(Recorded data)

_ _ _

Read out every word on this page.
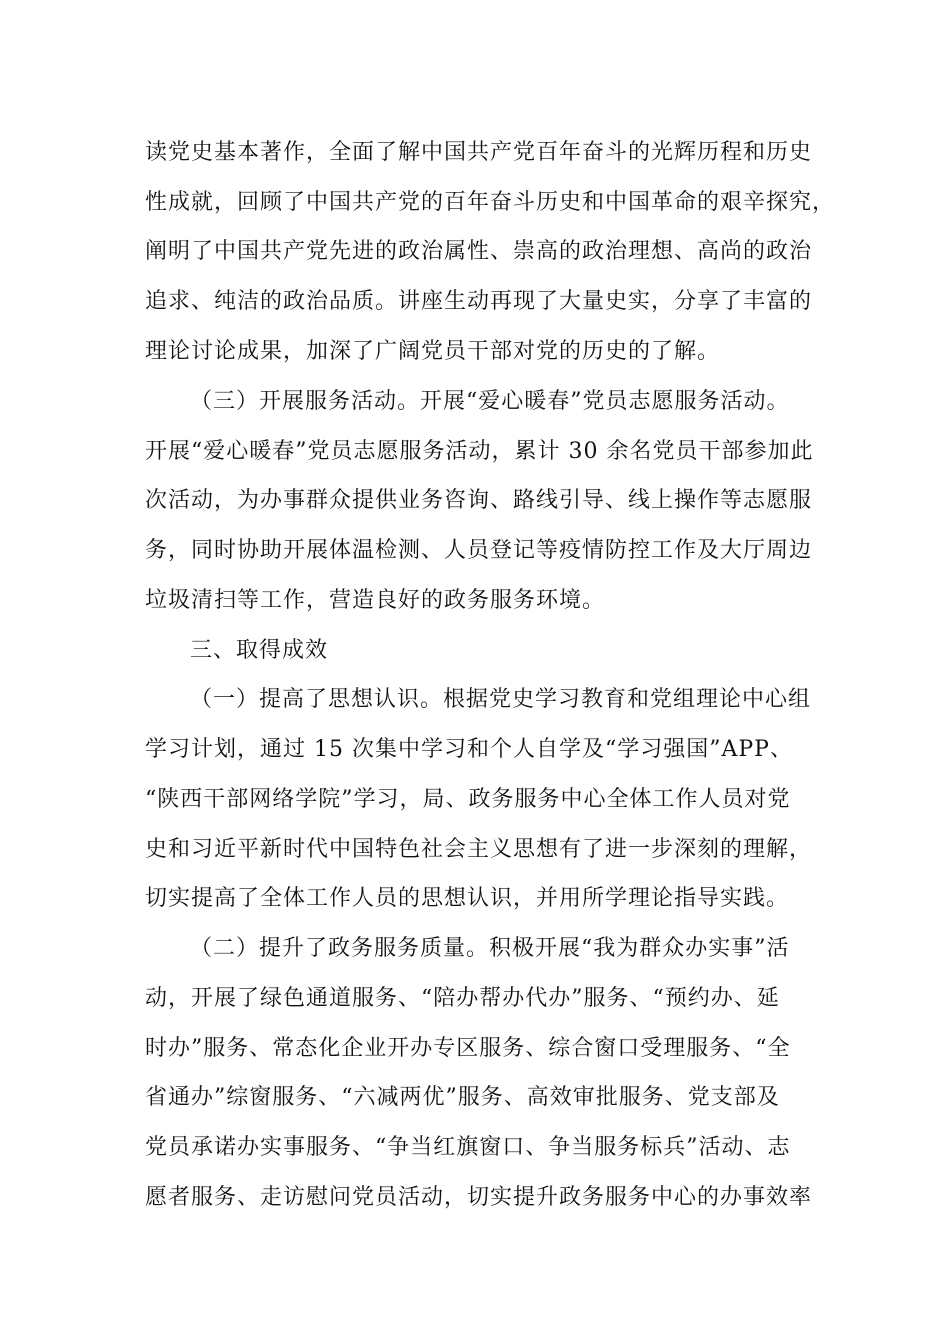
读党史基本著作，全面了解中国共产党百年奋斗的光辉历程和历史
性成就，回顾了中国共产党的百年奋斗历史和中国革命的艰辛探究，
阐明了中国共产党先进的政治属性、崇高的政治理想、高尚的政治
追求、纯洁的政治品质。讲座生动再现了大量史实，分享了丰富的
理论讨论成果，加深了广阔党员干部对党的历史的了解。
（三）开展服务活动。开展“爱心暖春”党员志愿服务活动。
开展“爱心暖春”党员志愿服务活动，累计 30 余名党员干部参加此
次活动，为办事群众提供业务咨询、路线引导、线上操作等志愿服
务，同时协助开展体温检测、人员登记等疫情防控工作及大厅周边
垃圾清扫等工作，营造良好的政务服务环境。
三、取得成效
（一）提高了思想认识。根据党史学习教育和党组理论中心组
学习计划，通过 15 次集中学习和个人自学及“学习强国”APP、
“陕西干部网络学院”学习，局、政务服务中心全体工作人员对党
史和习近平新时代中国特色社会主义思想有了进一步深刻的理解，
切实提高了全体工作人员的思想认识，并用所学理论指导实践。
（二）提升了政务服务质量。积极开展“我为群众办实事”活
动，开展了绿色通道服务、“陪办帮办代办”服务、“预约办、延
时办”服务、常态化企业开办专区服务、综合窗口受理服务、“全
省通办”综窗服务、“六减两优”服务、高效审批服务、党支部及
党员承诺办实事服务、“争当红旗窗口、争当服务标兵”活动、志
愿者服务、走访慰问党员活动，切实提升政务服务中心的办事效率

_ _ _

PROBLEM STATEMENT —
Determine how many lines of the listing above include the word "党员志愿服务活动", and report that number only.

FINISHED ANSWER —
2